§ WRITTEN TASK
Using the material that follows, identify and copy each line with the string "Department".

§ DATA EXCERPTS
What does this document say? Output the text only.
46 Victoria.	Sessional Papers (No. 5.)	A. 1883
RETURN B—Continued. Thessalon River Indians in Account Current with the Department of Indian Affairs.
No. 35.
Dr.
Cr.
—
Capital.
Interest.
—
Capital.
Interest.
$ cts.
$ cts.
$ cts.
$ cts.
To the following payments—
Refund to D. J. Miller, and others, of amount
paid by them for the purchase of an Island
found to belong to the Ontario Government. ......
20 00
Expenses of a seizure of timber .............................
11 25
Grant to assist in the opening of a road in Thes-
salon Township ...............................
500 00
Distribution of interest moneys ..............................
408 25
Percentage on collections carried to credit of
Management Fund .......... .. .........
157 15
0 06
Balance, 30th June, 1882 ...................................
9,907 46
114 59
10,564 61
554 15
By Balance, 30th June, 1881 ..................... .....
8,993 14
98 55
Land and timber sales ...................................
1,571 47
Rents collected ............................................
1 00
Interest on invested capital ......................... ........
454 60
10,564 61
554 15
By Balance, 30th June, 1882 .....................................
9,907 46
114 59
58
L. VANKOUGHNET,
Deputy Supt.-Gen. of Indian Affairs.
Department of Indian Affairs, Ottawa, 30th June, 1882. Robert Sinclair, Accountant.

§ OUTPUT OF THE EXERCISE
RETURN B—Continued. Thessalon River Indians in Account Current with the Department of Indian Affairs.
Department of Indian Affairs, Ottawa, 30th June, 1882. Robert Sinclair, Accountant.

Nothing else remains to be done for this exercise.